EXERCISE INSTRUCTIONS: Copy every line from the records below that holds the word "layout".
-*-*-
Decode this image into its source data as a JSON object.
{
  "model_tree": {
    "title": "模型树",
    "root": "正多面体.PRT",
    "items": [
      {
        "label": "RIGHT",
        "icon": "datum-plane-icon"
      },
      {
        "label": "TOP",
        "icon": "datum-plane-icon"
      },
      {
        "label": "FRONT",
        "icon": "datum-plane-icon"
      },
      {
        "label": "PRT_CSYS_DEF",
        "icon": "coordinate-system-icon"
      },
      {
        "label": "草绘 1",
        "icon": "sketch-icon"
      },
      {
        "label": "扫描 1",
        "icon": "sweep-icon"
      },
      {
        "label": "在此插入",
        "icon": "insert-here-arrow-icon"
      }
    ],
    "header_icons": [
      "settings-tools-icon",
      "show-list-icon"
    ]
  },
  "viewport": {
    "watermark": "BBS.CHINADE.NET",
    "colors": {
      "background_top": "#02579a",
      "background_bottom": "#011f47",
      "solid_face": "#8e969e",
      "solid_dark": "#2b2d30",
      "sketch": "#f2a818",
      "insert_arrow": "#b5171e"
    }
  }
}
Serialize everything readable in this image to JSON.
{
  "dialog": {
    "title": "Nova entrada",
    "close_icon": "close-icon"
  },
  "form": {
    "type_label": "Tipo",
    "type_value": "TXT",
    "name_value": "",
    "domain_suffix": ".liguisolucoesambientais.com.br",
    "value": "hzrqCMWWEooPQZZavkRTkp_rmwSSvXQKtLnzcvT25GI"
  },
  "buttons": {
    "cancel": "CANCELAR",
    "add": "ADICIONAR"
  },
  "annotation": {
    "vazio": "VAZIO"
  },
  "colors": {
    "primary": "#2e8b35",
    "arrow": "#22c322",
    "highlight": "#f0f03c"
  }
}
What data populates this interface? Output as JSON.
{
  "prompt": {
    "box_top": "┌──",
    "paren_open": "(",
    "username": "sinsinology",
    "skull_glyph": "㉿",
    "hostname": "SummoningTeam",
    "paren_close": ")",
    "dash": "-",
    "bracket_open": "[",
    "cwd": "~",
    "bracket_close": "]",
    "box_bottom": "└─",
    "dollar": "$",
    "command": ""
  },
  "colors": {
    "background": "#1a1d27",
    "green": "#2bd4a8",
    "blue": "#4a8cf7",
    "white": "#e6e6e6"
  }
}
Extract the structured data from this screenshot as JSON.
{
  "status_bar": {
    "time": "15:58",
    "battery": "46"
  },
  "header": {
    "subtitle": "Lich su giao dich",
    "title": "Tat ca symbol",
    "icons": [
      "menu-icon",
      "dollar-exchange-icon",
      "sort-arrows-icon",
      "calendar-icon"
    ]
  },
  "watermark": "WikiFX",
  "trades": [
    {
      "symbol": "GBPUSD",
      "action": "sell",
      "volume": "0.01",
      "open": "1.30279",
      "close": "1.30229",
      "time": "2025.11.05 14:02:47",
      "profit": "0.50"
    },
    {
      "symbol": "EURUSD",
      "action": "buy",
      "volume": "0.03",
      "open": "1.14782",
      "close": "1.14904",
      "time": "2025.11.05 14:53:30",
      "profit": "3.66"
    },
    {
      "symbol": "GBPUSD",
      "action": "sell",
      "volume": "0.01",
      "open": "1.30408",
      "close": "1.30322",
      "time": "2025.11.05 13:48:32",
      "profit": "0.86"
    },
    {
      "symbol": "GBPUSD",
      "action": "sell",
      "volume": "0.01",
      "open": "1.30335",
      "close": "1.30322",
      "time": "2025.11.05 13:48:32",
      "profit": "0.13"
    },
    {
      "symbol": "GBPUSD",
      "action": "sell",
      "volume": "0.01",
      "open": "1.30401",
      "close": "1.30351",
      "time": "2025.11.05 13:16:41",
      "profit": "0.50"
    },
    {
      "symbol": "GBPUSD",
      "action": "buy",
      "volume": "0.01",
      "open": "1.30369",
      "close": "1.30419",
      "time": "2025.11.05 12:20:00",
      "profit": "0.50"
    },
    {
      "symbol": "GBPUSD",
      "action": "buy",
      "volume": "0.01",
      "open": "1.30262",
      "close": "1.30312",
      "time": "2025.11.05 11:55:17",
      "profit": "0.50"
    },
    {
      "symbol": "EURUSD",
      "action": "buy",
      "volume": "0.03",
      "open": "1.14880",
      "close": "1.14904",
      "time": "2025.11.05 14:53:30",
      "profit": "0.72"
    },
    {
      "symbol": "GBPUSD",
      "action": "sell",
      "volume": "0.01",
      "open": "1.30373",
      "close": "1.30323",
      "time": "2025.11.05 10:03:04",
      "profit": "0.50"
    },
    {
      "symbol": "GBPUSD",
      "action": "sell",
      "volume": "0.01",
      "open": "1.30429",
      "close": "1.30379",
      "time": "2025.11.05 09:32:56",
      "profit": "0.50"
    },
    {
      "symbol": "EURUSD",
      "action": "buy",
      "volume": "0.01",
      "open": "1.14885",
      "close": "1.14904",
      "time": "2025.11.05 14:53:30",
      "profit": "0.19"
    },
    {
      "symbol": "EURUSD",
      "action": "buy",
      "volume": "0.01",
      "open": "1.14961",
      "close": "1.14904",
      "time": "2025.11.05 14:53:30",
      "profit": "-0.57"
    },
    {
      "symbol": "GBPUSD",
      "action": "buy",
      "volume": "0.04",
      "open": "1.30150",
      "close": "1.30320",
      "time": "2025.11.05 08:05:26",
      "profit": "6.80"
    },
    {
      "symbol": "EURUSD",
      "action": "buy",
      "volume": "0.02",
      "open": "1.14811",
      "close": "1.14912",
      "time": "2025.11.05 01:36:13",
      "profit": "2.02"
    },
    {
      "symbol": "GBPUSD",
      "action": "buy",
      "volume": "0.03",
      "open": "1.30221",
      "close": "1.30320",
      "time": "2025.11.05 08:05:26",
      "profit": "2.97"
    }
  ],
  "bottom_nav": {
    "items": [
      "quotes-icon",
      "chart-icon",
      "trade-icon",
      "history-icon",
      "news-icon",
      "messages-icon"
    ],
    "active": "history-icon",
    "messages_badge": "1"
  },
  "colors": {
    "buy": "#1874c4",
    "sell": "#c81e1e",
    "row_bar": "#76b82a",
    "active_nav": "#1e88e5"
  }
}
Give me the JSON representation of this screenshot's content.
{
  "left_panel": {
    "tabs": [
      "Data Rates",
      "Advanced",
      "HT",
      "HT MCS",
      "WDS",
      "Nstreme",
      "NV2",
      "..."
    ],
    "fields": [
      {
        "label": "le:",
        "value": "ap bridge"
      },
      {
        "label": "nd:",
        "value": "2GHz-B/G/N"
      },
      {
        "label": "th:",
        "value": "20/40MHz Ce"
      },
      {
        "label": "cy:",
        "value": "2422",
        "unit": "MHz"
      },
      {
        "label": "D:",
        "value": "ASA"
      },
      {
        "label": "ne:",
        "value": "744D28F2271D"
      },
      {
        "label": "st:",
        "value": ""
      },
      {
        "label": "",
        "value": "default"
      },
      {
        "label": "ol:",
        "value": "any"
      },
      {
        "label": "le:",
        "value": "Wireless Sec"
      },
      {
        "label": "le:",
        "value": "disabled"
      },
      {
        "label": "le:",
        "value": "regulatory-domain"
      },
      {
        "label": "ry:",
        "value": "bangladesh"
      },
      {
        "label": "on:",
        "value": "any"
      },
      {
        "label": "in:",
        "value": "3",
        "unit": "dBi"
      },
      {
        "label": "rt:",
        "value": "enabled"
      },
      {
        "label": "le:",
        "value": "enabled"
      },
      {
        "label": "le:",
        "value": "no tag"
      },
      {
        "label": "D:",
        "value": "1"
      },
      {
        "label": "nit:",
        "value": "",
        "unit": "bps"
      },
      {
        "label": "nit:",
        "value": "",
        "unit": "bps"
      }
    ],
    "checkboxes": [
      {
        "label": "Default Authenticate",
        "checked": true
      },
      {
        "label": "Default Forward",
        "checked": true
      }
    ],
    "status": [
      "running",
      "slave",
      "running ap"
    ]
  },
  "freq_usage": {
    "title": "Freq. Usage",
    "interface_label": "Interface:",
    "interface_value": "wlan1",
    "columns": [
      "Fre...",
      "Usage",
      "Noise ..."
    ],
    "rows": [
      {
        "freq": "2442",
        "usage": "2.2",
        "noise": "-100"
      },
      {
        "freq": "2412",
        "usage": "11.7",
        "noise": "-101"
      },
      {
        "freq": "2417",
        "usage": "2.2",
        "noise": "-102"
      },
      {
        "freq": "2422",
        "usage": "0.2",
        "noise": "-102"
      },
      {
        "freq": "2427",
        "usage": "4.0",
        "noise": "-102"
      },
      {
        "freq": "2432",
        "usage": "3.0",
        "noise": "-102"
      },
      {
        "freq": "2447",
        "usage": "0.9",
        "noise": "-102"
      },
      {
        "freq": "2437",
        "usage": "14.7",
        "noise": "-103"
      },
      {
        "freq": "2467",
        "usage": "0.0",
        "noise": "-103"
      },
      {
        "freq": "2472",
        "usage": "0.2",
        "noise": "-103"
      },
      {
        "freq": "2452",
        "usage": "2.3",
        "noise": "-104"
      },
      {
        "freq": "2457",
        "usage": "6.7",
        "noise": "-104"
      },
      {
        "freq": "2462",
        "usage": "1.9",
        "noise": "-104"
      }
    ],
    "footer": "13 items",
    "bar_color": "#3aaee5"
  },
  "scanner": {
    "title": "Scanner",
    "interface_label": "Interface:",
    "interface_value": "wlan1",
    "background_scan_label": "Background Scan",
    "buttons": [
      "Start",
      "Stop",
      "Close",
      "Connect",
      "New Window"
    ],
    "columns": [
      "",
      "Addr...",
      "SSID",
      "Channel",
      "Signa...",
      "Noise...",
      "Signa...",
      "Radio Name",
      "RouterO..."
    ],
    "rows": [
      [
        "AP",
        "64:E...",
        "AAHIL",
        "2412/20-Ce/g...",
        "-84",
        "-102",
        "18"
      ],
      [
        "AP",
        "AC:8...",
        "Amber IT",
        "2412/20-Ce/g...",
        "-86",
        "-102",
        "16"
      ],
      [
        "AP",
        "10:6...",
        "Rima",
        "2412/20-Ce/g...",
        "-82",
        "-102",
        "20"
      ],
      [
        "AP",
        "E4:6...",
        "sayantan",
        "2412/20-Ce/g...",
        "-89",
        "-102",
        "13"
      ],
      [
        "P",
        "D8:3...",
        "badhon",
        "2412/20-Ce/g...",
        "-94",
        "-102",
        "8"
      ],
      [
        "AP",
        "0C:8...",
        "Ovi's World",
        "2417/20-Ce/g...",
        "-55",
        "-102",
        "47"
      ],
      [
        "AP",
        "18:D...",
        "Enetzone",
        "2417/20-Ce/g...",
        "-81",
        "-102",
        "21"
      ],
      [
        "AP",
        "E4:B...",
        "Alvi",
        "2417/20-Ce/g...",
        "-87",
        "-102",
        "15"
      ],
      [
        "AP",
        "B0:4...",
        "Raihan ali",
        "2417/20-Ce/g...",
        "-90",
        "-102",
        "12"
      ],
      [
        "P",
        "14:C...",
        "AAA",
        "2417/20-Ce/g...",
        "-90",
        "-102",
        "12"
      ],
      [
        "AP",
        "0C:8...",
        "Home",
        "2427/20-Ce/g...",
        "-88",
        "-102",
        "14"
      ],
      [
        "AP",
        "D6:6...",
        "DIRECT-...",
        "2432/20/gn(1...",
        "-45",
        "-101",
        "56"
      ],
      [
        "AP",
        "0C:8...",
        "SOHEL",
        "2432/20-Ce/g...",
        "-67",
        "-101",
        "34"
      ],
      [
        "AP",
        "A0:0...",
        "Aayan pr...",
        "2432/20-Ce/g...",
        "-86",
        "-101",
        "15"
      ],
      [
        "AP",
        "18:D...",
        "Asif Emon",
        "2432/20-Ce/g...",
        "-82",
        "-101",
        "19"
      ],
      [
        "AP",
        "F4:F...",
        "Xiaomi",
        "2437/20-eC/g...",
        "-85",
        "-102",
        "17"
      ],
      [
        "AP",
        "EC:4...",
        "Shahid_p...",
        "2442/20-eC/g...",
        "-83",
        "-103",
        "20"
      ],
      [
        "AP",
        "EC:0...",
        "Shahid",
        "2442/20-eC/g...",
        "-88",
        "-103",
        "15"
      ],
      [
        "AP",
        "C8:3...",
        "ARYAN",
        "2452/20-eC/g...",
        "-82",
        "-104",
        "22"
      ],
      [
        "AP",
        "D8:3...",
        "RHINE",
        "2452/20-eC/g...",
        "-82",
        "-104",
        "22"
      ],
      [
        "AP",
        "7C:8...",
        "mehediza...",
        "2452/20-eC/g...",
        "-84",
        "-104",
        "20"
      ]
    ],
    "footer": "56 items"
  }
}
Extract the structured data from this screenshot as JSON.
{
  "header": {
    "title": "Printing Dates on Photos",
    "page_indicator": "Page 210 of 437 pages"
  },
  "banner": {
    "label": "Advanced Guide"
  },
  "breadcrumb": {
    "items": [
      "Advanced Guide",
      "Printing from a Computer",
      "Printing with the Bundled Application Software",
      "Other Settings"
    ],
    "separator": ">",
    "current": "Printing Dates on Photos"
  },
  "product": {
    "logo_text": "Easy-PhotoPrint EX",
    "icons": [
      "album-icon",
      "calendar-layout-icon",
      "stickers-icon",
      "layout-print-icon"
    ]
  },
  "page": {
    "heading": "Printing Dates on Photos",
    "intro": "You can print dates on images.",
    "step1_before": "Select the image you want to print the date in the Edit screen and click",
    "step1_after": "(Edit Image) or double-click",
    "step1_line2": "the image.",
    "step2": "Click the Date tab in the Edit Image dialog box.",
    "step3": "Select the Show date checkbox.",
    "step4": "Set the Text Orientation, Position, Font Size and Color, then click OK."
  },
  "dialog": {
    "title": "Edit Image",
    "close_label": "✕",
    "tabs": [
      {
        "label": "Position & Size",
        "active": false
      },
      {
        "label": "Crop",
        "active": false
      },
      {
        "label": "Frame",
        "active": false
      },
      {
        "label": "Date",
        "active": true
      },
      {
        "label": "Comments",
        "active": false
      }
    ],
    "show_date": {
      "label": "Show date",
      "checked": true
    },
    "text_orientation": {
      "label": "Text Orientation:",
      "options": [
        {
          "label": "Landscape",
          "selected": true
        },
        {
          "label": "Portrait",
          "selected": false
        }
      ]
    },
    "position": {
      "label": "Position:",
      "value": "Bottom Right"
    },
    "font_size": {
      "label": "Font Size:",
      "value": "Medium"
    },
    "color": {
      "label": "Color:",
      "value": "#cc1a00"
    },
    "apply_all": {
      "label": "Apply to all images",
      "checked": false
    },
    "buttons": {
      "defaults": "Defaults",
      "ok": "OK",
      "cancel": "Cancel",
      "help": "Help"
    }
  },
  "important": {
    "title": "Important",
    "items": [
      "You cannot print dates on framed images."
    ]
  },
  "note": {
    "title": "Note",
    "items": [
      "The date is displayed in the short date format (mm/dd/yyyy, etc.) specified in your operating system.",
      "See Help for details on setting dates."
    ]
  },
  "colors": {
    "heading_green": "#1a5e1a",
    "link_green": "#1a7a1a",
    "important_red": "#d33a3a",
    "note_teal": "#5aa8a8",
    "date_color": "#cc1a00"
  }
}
-*-*-
SOLUTION:
      "calendar-layout-icon",
      "layout-print-icon"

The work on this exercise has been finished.